INPUT DATA:
————————
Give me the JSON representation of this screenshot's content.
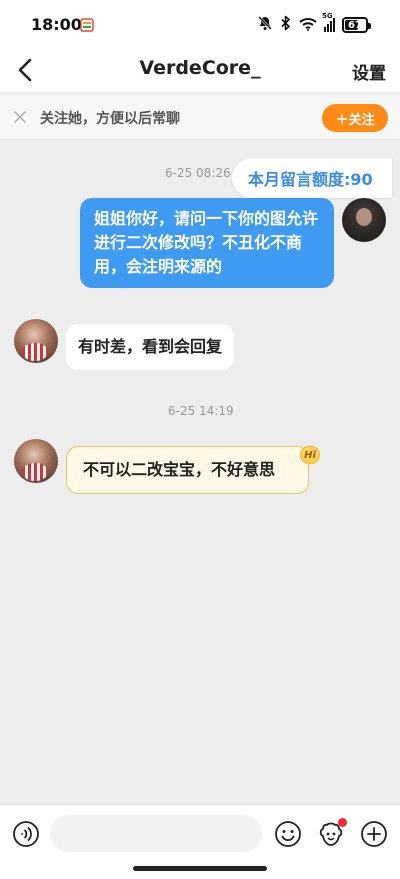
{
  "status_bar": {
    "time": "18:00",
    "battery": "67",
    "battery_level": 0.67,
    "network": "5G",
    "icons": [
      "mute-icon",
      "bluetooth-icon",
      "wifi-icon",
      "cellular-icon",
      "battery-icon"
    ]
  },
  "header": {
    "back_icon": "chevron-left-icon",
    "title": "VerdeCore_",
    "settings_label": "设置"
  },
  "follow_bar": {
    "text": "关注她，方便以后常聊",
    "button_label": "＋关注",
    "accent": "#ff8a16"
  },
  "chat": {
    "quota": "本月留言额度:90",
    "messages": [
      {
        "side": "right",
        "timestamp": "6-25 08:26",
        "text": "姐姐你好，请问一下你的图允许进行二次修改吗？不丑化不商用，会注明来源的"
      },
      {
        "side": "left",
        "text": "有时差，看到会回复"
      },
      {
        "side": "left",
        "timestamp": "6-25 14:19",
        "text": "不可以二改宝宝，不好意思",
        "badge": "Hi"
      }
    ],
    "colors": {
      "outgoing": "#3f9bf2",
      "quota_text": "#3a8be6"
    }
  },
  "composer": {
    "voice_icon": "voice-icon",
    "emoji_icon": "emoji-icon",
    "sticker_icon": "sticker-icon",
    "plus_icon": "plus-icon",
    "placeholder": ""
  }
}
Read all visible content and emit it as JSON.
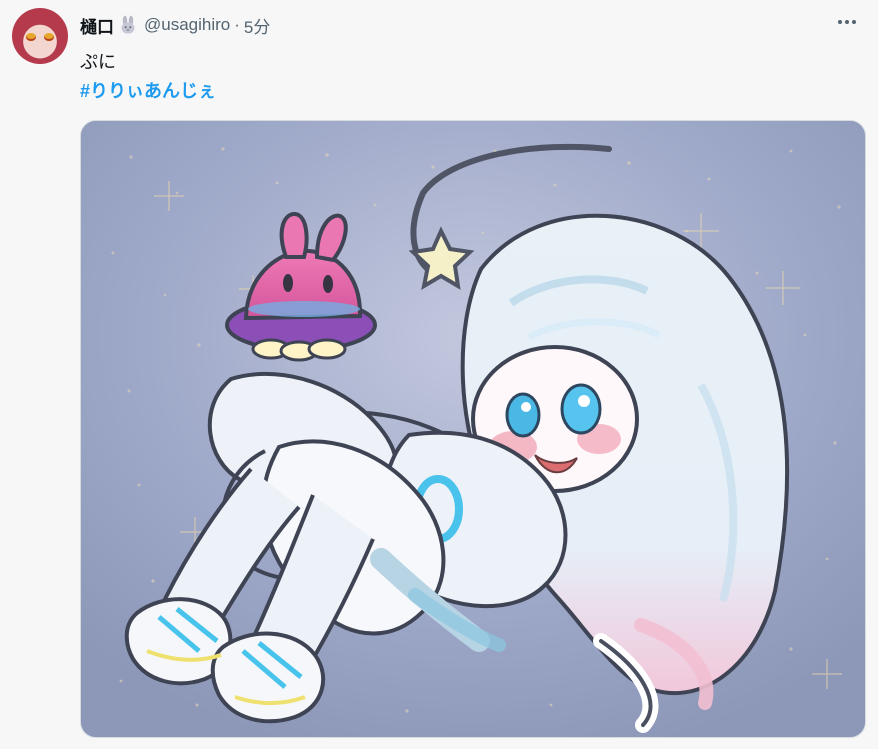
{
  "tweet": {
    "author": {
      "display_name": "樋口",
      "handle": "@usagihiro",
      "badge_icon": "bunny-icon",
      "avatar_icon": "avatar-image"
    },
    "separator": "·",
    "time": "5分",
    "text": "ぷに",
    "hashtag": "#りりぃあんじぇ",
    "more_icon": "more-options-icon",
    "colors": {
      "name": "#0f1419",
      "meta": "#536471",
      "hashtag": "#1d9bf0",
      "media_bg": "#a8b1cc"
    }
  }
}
————————
GIVEN TASK:
Using the data above, copy each line that contains "JSON".

EXERCISE RESULT:
Give me the JSON representation of this screenshot's content.
Read all visible content and emit it as JSON.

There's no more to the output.